Work to complete:
- A) Retype the passage of the Living Standards Outlook text that begins at the words "After what looks" and stops after "falling savings interest.".
- B) What rate of income growth does the Living Standards Outlook project for 2024-25?
- C) Proceed with the Living Standards Outlook text, picking up after its last key finding.

Text shown:
The Living Standards Outlook 2024

29 August 2024

This is our sixth annual Living Standards Outlook. It provides an assessment of incomes, poverty and inequality as things stand in 2024-25, and projections up to 2029-30 using economic forecasts and policy assumptions inherited by the new Government. It also explores how three scenarios, based on an optimistic outcome for earnings growth and two illustrative social security policy packages, would impact the forecasts.

After what looks set to be the worst Parliament on record for income growth, the new Government came to power promising to kickstart economic growth as the first of its ‘five missions’, emphasising that this is the key to unlocking improvements in living standards. This is the right area to focus on as, prior to any new Government policy, the outlook for incomes is weak across the Parliament following a strong 2024-25.

And things are set to be even worse for poorer households, meaning poverty and inequality will likely rise without policy changes.

Key findings

  • We project strong income growth of 3 per cent in 2024-25, aided by pre-election tax cuts, but weak income growth for the rest of the Parliament based on current economic forecasts and policy assumptions. This is driven by sluggish projections for earnings growth, tax rises, rising housing costs and falling savings interest.
  • Incomes at the bottom of the distribution are projected to fall in each year of the Parliament, as things stand. Households at the 10th and 20th income percentiles are set to be poorer in 2029-30 than in 2023-24. This would mean essentially no net growth in 10th percentile incomes across the 25 years from 2004-05 to 2029-30.

Recorded data:

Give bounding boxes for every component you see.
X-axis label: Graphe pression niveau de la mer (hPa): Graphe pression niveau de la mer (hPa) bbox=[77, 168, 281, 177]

Responses:
- A)
After what looks set to be the worst Parliament on record for income growth, the new Government came to power promising to kickstart economic growth as the first of its ‘five missions’, emphasising that this is the key to unlocking improvements in living standards. This is the right area to focus on as, prior to any new Government policy, the outlook for incomes is weak across the Parliament following a strong 2024-25.

And things are set to be even worse for poorer households, meaning poverty and inequality will likely rise without policy changes.

Key findings

  • We project strong income growth of 3 per cent in 2024-25, aided by pre-election tax cuts, but weak income growth for the rest of the Parliament based on current economic forecasts and policy assumptions. This is driven by sluggish projections for earnings growth, tax rises, rising housing costs and falling savings interest.

- B) 3 per cent

- C)
  • Under current benefit policy assumptions, relative poverty is set to rise, especially for children. The number of children living in relative poverty is projected to rise by 1.5 million to reach 4.6 million by the end of the decade. Absolute poverty is set to stagnate at 18 per cent of the total population.
  • Faster earnings growth is much-needed, and would inevitably boost household incomes and slightly reduce absolute poverty. But in isolation this would only speed up the projected rise in relative poverty and inequality.
  • We therefore show the impacts of two illustrative benefit reform packages: First, ending the handful of policies that break the link between need and entitlement in the social security system: the two-child limit, the benefit cap, and the freeze to the Local Housing Allowance. And second, linking annual working-age benefit uprating to growth in earnings rather than prices.
  • The first of these packages would lift 1 million people (including 600,000 children) out of relative poverty immediately, while the second would stabilise the relative poverty rate, rather than allowing it to rise again throughout the rest of the Parliament.